EXTRACTED DATA:

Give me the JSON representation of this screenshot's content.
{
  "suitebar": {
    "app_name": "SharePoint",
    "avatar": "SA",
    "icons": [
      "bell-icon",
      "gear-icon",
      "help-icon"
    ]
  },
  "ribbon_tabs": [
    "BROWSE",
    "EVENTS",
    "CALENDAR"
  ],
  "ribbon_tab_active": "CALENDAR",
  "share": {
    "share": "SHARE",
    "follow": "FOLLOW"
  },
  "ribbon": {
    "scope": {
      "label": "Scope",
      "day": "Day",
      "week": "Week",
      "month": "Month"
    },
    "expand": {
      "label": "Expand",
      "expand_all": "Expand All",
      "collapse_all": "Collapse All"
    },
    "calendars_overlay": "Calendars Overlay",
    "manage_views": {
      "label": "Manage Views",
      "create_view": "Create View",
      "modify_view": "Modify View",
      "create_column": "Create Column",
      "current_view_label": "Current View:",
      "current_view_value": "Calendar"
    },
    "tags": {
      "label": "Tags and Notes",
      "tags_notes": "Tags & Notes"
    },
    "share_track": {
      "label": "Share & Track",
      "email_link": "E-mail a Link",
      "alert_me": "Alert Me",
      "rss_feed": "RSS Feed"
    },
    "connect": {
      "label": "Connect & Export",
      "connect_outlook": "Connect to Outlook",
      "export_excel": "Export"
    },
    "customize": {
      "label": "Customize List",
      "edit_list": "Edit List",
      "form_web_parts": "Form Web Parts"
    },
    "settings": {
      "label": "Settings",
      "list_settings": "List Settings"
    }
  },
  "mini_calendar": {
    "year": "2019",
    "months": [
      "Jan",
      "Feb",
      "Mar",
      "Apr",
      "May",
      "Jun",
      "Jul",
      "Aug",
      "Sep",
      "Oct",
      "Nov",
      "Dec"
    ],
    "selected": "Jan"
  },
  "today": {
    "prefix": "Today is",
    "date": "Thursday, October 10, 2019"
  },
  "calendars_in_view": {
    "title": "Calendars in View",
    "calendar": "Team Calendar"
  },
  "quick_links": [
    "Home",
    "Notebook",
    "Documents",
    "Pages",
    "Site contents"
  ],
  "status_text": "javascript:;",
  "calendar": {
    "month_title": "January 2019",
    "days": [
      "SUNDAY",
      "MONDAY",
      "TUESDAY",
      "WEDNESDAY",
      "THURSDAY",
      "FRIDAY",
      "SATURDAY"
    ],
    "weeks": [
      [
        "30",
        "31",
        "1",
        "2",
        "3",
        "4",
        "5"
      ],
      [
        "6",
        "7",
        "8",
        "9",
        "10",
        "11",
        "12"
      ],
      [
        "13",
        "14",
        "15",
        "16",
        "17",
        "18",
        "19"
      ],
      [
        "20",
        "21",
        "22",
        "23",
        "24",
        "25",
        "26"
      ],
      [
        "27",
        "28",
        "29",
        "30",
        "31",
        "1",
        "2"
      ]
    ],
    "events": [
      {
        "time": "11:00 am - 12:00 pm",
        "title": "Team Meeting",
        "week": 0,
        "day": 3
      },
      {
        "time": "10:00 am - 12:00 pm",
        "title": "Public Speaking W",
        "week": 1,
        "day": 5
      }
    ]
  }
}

REQUIRED WORK: Faithfully transcribe the whole of the data.

RESULT FOR THIS EXERCISE:
Give me the JSON representation of this screenshot's content.
{
  "suitebar": {
    "app_name": "SharePoint",
    "avatar": "SA",
    "icons": [
      "bell-icon",
      "gear-icon",
      "help-icon"
    ]
  },
  "ribbon_tabs": [
    "BROWSE",
    "EVENTS",
    "CALENDAR"
  ],
  "ribbon_tab_active": "CALENDAR",
  "share": {
    "share": "SHARE",
    "follow": "FOLLOW"
  },
  "ribbon": {
    "scope": {
      "label": "Scope",
      "day": "Day",
      "week": "Week",
      "month": "Month"
    },
    "expand": {
      "label": "Expand",
      "expand_all": "Expand All",
      "collapse_all": "Collapse All"
    },
    "calendars_overlay": "Calendars Overlay",
    "manage_views": {
      "label": "Manage Views",
      "create_view": "Create View",
      "modify_view": "Modify View",
      "create_column": "Create Column",
      "current_view_label": "Current View:",
      "current_view_value": "Calendar"
    },
    "tags": {
      "label": "Tags and Notes",
      "tags_notes": "Tags & Notes"
    },
    "share_track": {
      "label": "Share & Track",
      "email_link": "E-mail a Link",
      "alert_me": "Alert Me",
      "rss_feed": "RSS Feed"
    },
    "connect": {
      "label": "Connect & Export",
      "connect_outlook": "Connect to Outlook",
      "export_excel": "Export"
    },
    "customize": {
      "label": "Customize List",
      "edit_list": "Edit List",
      "form_web_parts": "Form Web Parts"
    },
    "settings": {
      "label": "Settings",
      "list_settings": "List Settings"
    }
  },
  "mini_calendar": {
    "year": "2019",
    "months": [
      "Jan",
      "Feb",
      "Mar",
      "Apr",
      "May",
      "Jun",
      "Jul",
      "Aug",
      "Sep",
      "Oct",
      "Nov",
      "Dec"
    ],
    "selected": "Jan"
  },
  "today": {
    "prefix": "Today is",
    "date": "Thursday, October 10, 2019"
  },
  "calendars_in_view": {
    "title": "Calendars in View",
    "calendar": "Team Calendar"
  },
  "quick_links": [
    "Home",
    "Notebook",
    "Documents",
    "Pages",
    "Site contents"
  ],
  "status_text": "javascript:;",
  "calendar": {
    "month_title": "January 2019",
    "days": [
      "SUNDAY",
      "MONDAY",
      "TUESDAY",
      "WEDNESDAY",
      "THURSDAY",
      "FRIDAY",
      "SATURDAY"
    ],
    "weeks": [
      [
        "30",
        "31",
        "1",
        "2",
        "3",
        "4",
        "5"
      ],
      [
        "6",
        "7",
        "8",
        "9",
        "10",
        "11",
        "12"
      ],
      [
        "13",
        "14",
        "15",
        "16",
        "17",
        "18",
        "19"
      ],
      [
        "20",
        "21",
        "22",
        "23",
        "24",
        "25",
        "26"
      ],
      [
        "27",
        "28",
        "29",
        "30",
        "31",
        "1",
        "2"
      ]
    ],
    "events": [
      {
        "time": "11:00 am - 12:00 pm",
        "title": "Team Meeting",
        "week": 0,
        "day": 3
      },
      {
        "time": "10:00 am - 12:00 pm",
        "title": "Public Speaking W",
        "week": 1,
        "day": 5
      }
    ]
  }
}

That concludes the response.